Copy all lines holding the word "title" from the entries.
## begin Provided records
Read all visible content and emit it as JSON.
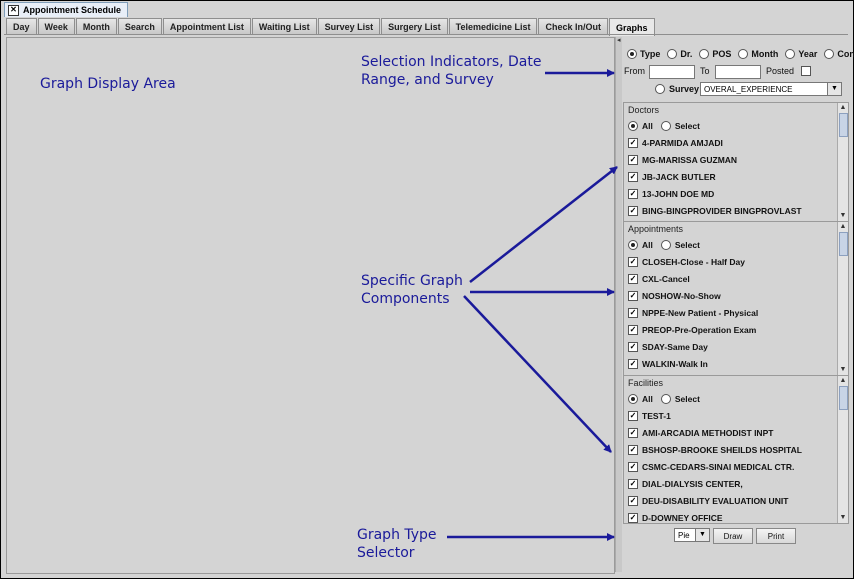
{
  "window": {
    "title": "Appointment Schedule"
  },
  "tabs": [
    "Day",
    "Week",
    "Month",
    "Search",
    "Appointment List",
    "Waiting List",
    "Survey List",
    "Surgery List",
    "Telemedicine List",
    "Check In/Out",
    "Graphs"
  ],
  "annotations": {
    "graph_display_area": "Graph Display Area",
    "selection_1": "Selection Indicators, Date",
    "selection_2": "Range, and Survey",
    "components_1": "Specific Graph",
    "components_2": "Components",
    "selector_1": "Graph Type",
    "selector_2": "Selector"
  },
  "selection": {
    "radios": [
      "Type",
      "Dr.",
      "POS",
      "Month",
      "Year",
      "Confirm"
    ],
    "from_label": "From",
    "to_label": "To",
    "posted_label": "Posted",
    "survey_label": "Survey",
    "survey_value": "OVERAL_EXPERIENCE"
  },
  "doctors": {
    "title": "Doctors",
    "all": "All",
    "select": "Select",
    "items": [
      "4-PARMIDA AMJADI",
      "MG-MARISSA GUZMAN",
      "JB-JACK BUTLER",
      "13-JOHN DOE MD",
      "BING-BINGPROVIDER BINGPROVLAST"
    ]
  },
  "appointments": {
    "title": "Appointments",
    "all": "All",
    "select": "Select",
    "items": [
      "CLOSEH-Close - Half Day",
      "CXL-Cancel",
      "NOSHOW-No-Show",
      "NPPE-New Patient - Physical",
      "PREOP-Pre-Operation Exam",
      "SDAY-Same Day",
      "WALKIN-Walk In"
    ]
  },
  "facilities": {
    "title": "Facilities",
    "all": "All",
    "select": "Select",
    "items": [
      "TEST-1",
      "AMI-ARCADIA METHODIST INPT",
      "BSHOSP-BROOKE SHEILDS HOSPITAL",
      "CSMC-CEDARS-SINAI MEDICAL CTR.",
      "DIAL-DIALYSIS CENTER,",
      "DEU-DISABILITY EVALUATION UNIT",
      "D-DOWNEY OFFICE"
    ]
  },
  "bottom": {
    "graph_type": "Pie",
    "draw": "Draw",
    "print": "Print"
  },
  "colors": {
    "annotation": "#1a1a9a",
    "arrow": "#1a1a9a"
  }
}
## end Provided records
## begin Provided records
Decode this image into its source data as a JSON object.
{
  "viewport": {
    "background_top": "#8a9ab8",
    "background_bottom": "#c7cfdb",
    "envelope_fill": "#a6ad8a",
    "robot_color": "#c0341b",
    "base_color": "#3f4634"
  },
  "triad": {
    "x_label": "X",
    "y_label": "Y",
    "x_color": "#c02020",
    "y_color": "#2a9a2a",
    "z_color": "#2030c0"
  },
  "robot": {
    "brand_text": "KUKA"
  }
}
## end Provided records
■ **Reply to the exercise**
    "title": "Appointment Schedule"
    "title": "Doctors",
    "title": "Appointments",
    "title": "Facilities",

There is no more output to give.